■ **What is required**: Look through the entries and report how many lines include the word "Right". Give the number alone.

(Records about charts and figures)
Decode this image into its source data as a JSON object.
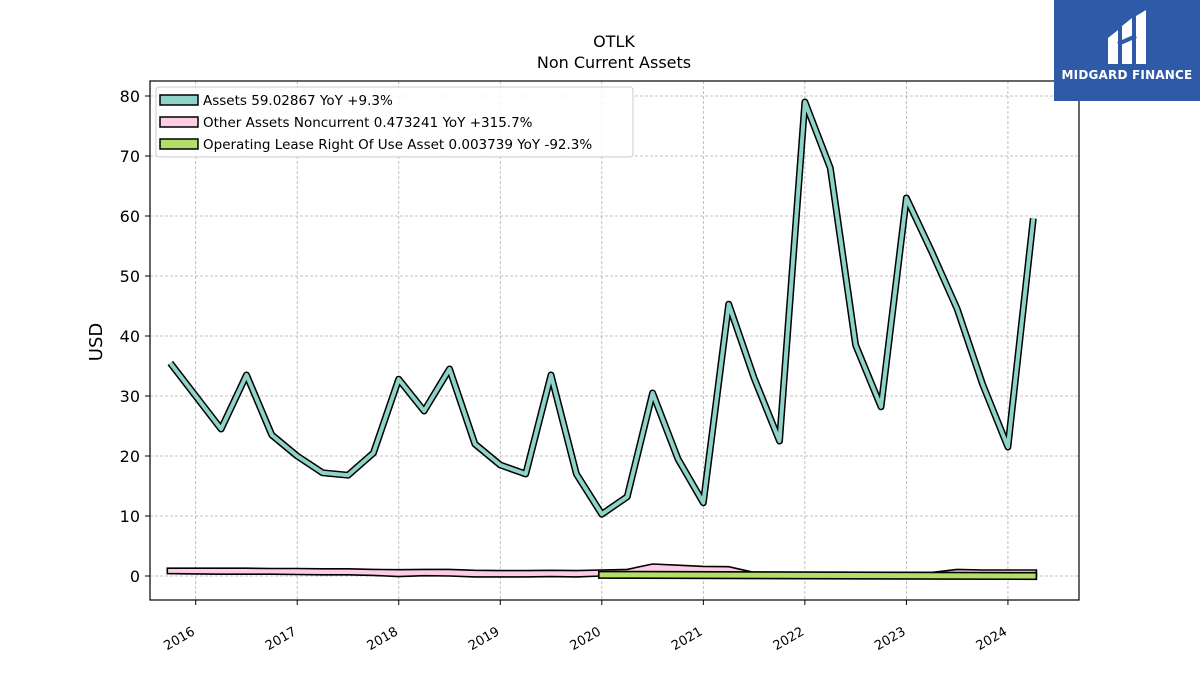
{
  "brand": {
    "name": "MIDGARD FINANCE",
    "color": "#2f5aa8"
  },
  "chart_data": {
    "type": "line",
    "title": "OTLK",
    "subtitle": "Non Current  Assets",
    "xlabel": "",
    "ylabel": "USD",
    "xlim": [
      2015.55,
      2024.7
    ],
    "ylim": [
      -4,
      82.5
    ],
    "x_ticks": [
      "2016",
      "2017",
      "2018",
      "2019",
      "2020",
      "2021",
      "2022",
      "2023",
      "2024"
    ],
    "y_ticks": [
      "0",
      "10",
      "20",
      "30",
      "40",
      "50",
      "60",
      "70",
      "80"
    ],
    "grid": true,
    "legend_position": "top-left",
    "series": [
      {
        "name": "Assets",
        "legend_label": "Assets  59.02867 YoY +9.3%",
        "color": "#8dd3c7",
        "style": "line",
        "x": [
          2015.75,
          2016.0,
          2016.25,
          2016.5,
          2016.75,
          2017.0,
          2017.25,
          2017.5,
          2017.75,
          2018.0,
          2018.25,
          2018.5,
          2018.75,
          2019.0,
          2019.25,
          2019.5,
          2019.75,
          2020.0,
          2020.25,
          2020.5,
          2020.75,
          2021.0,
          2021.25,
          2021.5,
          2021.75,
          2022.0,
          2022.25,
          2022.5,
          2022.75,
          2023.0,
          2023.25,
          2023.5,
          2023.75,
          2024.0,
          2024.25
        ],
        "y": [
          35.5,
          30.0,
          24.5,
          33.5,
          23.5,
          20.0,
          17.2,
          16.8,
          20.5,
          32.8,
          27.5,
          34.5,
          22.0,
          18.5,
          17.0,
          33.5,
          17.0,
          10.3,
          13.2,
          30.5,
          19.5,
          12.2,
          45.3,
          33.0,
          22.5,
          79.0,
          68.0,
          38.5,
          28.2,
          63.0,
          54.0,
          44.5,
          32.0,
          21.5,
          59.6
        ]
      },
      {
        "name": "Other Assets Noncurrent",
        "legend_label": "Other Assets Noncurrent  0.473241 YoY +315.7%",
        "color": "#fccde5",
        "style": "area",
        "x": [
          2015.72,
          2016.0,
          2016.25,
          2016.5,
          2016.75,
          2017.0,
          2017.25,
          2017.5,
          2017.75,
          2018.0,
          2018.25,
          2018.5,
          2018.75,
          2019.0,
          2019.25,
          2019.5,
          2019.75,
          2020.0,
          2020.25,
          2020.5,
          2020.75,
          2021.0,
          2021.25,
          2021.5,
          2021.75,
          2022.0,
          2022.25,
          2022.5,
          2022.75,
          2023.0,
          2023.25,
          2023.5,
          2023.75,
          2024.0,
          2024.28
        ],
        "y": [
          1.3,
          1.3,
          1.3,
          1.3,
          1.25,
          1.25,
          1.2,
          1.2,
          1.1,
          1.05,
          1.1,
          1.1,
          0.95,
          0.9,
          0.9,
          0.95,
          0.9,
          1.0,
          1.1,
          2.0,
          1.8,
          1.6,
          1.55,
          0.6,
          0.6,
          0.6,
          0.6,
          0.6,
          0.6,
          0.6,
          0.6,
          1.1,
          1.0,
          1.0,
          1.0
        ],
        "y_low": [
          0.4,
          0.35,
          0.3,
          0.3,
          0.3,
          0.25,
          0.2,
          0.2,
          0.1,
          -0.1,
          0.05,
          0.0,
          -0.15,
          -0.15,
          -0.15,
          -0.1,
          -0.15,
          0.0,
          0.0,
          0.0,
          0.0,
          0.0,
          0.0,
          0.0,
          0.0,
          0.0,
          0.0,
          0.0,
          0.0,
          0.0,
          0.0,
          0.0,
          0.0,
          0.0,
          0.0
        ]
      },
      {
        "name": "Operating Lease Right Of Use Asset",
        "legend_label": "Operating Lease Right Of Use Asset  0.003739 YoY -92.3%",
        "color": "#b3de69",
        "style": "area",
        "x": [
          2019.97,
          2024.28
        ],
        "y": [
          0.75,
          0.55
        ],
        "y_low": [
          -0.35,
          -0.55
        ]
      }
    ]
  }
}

■ **Final answer**: 2